- **PROBLEM STATEMENT**
Count every line that holds the string "दशहर", then give that number alone.

BEGIN MATERIAL FOR THIS EXERCISE

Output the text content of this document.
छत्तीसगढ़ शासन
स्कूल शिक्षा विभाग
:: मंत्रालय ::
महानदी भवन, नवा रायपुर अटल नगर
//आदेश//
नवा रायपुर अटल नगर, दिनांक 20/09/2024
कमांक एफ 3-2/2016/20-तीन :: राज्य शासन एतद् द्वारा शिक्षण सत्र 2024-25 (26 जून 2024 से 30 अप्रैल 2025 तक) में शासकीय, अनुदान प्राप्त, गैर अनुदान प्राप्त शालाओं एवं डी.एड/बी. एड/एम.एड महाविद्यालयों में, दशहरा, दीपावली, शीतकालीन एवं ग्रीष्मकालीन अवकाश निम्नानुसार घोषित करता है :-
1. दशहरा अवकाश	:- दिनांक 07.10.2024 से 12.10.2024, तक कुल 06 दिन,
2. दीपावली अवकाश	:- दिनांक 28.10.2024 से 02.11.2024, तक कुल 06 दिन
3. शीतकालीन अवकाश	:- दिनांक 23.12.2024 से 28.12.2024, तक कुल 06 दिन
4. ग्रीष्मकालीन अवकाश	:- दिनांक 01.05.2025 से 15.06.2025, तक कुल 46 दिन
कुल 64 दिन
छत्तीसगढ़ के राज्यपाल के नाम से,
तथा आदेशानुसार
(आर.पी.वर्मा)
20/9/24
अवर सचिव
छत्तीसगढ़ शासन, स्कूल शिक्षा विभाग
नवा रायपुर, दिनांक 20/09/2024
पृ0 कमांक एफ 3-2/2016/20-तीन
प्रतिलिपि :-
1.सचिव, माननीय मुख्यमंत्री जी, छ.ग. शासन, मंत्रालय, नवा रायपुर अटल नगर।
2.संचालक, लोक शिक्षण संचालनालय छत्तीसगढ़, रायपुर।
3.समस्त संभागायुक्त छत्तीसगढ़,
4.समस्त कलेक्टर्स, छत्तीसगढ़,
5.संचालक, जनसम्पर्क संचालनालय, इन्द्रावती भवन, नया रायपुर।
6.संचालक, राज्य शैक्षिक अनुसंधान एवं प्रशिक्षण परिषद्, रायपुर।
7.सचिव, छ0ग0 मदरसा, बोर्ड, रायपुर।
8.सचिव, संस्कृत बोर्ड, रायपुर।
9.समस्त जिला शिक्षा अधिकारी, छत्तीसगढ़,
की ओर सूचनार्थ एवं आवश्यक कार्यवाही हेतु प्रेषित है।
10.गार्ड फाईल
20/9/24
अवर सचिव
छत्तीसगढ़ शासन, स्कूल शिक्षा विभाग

END MATERIAL FOR THIS EXERCISE

- **FULL OUTPUT**
2